- _EXERCISE AIM_: Repeat every line of the listing below exactly, minus the pictures.
*-*-*
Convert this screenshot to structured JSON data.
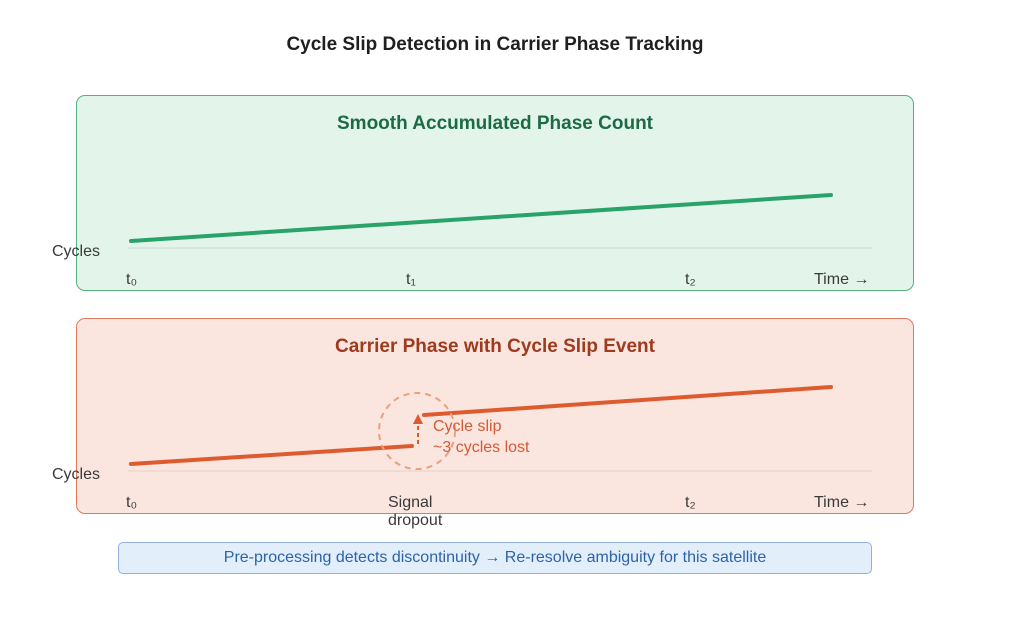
{
  "title": "Cycle Slip Detection in Carrier Phase Tracking",
  "top_panel": {
    "title": "Smooth Accumulated Phase Count",
    "y_label": "Cycles",
    "ticks": [
      "t₀",
      "t₁",
      "t₂"
    ],
    "time_label": "Time →",
    "colors": {
      "line": "#2aa36b",
      "fill": "#e3f4ea",
      "border": "#58b07f"
    }
  },
  "bottom_panel": {
    "title": "Carrier Phase with Cycle Slip Event",
    "y_label": "Cycles",
    "ticks": [
      "t₀",
      "t₂"
    ],
    "time_label": "Time →",
    "dropout_label_1": "Signal",
    "dropout_label_2": "dropout",
    "slip_label_1": "Cycle slip",
    "slip_label_2": "~3 cycles lost",
    "colors": {
      "line": "#de5b30",
      "fill": "#fae5df",
      "border": "#e07a5f"
    }
  },
  "banner": "Pre-processing detects discontinuity → Re-resolve ambiguity for this satellite"
}
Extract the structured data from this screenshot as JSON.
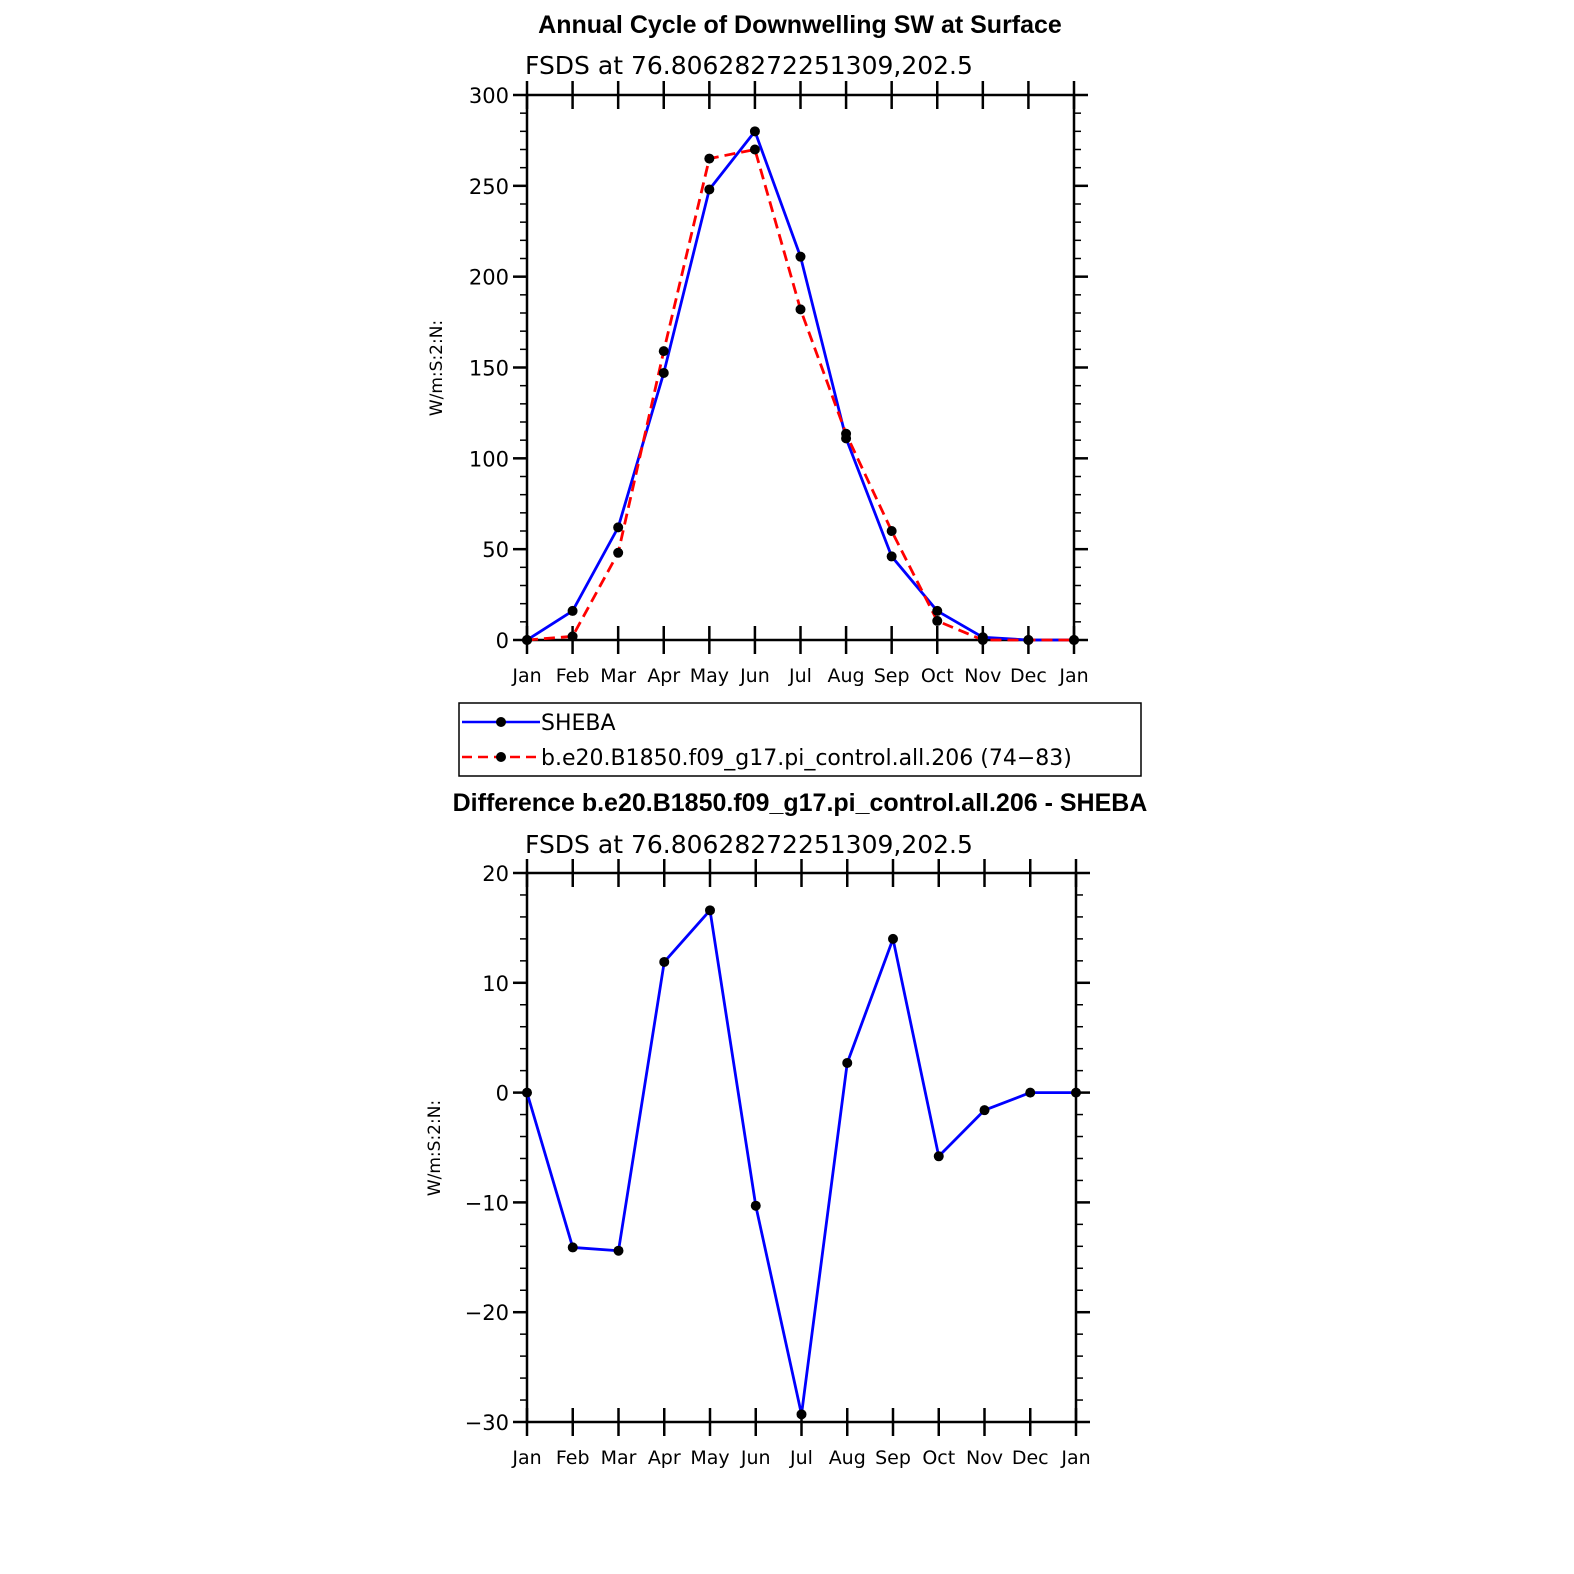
*-*-*
- _ANSWER FOR THIS EXERCISE_:
Convert this screenshot to structured JSON data.
{
  "title": "Cycle Slip Detection in Carrier Phase Tracking",
  "top_panel": {
    "title": "Smooth Accumulated Phase Count",
    "y_label": "Cycles",
    "ticks": [
      "t₀",
      "t₁",
      "t₂"
    ],
    "time_label": "Time →",
    "colors": {
      "line": "#2aa36b",
      "fill": "#e3f4ea",
      "border": "#58b07f"
    }
  },
  "bottom_panel": {
    "title": "Carrier Phase with Cycle Slip Event",
    "y_label": "Cycles",
    "ticks": [
      "t₀",
      "t₂"
    ],
    "time_label": "Time →",
    "dropout_label_1": "Signal",
    "dropout_label_2": "dropout",
    "slip_label_1": "Cycle slip",
    "slip_label_2": "~3 cycles lost",
    "colors": {
      "line": "#de5b30",
      "fill": "#fae5df",
      "border": "#e07a5f"
    }
  },
  "banner": "Pre-processing detects discontinuity → Re-resolve ambiguity for this satellite"
}
Extract the structured data from this screenshot as JSON.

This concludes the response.